Brief:
Could you extract every entry below and reproduce it exactly?

Stored entries:
....

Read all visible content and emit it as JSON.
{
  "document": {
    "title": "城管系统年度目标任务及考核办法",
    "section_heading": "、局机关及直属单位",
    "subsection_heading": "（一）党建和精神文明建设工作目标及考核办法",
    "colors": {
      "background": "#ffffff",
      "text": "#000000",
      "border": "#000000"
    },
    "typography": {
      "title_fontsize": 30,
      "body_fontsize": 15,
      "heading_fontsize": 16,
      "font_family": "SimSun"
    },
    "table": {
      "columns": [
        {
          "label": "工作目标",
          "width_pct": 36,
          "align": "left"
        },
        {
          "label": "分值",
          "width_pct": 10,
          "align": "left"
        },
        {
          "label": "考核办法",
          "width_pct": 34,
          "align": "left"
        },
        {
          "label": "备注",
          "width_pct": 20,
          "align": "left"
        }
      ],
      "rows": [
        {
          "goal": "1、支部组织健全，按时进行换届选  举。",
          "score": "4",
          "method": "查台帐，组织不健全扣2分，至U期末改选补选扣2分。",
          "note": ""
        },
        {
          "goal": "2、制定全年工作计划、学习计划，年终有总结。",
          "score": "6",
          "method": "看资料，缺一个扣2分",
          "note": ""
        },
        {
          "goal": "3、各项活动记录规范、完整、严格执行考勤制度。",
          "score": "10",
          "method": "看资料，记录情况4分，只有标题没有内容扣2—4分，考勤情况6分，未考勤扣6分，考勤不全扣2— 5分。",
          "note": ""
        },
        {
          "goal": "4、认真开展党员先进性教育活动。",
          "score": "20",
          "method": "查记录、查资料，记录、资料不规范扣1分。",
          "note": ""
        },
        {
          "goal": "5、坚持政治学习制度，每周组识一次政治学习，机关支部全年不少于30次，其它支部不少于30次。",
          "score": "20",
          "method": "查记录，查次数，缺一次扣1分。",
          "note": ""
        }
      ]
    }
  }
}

....

Answer to this exercise:
Read all visible content and emit it as JSON.
{
  "document": {
    "title": "城管系统年度目标任务及考核办法",
    "section_heading": "、局机关及直属单位",
    "subsection_heading": "（一）党建和精神文明建设工作目标及考核办法",
    "colors": {
      "background": "#ffffff",
      "text": "#000000",
      "border": "#000000"
    },
    "typography": {
      "title_fontsize": 30,
      "body_fontsize": 15,
      "heading_fontsize": 16,
      "font_family": "SimSun"
    },
    "table": {
      "columns": [
        {
          "label": "工作目标",
          "width_pct": 36,
          "align": "left"
        },
        {
          "label": "分值",
          "width_pct": 10,
          "align": "left"
        },
        {
          "label": "考核办法",
          "width_pct": 34,
          "align": "left"
        },
        {
          "label": "备注",
          "width_pct": 20,
          "align": "left"
        }
      ],
      "rows": [
        {
          "goal": "1、支部组织健全，按时进行换届选  举。",
          "score": "4",
          "method": "查台帐，组织不健全扣2分，至U期末改选补选扣2分。",
          "note": ""
        },
        {
          "goal": "2、制定全年工作计划、学习计划，年终有总结。",
          "score": "6",
          "method": "看资料，缺一个扣2分",
          "note": ""
        },
        {
          "goal": "3、各项活动记录规范、完整、严格执行考勤制度。",
          "score": "10",
          "method": "看资料，记录情况4分，只有标题没有内容扣2—4分，考勤情况6分，未考勤扣6分，考勤不全扣2— 5分。",
          "note": ""
        },
        {
          "goal": "4、认真开展党员先进性教育活动。",
          "score": "20",
          "method": "查记录、查资料，记录、资料不规范扣1分。",
          "note": ""
        },
        {
          "goal": "5、坚持政治学习制度，每周组识一次政治学习，机关支部全年不少于30次，其它支部不少于30次。",
          "score": "20",
          "method": "查记录，查次数，缺一次扣1分。",
          "note": ""
        }
      ]
    }
  }
}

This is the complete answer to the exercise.